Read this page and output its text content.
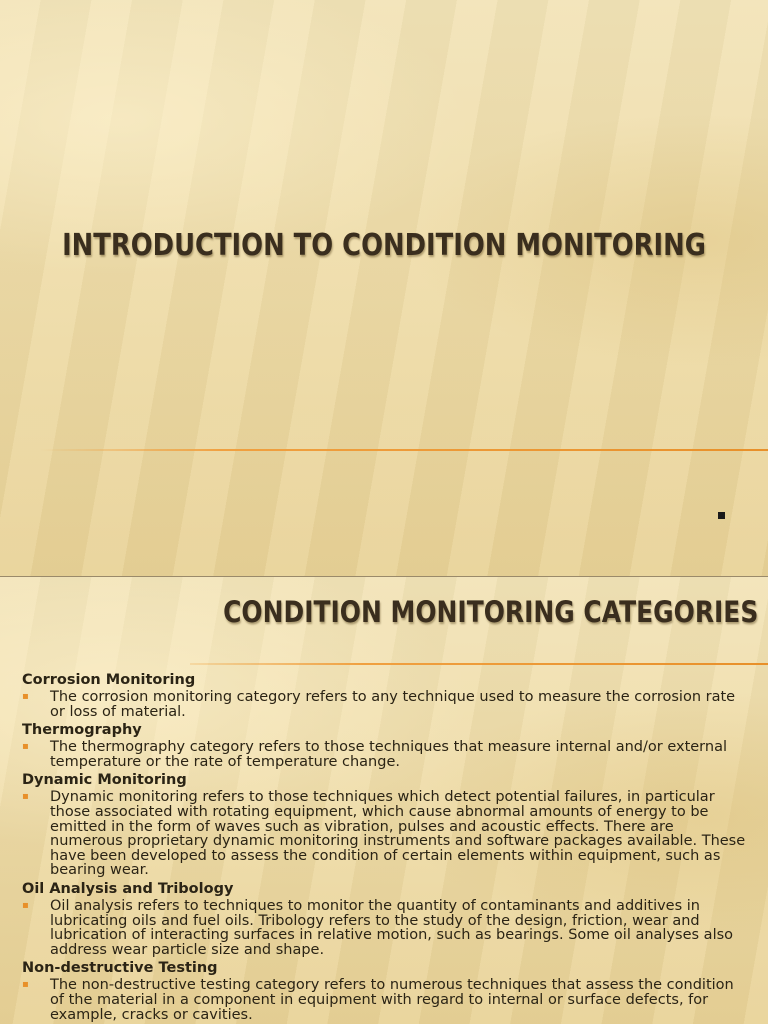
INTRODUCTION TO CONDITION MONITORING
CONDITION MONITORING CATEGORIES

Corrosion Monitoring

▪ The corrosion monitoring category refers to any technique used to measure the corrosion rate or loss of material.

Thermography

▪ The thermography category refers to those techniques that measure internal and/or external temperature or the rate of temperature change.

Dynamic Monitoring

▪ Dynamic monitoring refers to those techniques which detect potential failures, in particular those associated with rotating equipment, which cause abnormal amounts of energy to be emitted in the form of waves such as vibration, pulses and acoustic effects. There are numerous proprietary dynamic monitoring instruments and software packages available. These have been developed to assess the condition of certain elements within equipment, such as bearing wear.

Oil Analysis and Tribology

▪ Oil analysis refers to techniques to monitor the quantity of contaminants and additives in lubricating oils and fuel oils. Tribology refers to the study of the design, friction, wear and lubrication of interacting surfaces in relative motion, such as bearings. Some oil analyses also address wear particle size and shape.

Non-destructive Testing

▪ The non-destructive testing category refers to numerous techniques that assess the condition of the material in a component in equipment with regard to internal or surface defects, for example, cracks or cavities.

## SET PROBLEM
Set the data above down again exactly as given, with no pictures.

## EXERCISE RESPONSE
Read this page and output its text content.
INTRODUCTION TO CONDITION MONITORING
CONDITION MONITORING CATEGORIES

Corrosion Monitoring

▪ The corrosion monitoring category refers to any technique used to measure the corrosion rate or loss of material.

Thermography

▪ The thermography category refers to those techniques that measure internal and/or external temperature or the rate of temperature change.

Dynamic Monitoring

▪ Dynamic monitoring refers to those techniques which detect potential failures, in particular those associated with rotating equipment, which cause abnormal amounts of energy to be emitted in the form of waves such as vibration, pulses and acoustic effects. There are numerous proprietary dynamic monitoring instruments and software packages available. These have been developed to assess the condition of certain elements within equipment, such as bearing wear.

Oil Analysis and Tribology

▪ Oil analysis refers to techniques to monitor the quantity of contaminants and additives in lubricating oils and fuel oils. Tribology refers to the study of the design, friction, wear and lubrication of interacting surfaces in relative motion, such as bearings. Some oil analyses also address wear particle size and shape.

Non-destructive Testing

▪ The non-destructive testing category refers to numerous techniques that assess the condition of the material in a component in equipment with regard to internal or surface defects, for example, cracks or cavities.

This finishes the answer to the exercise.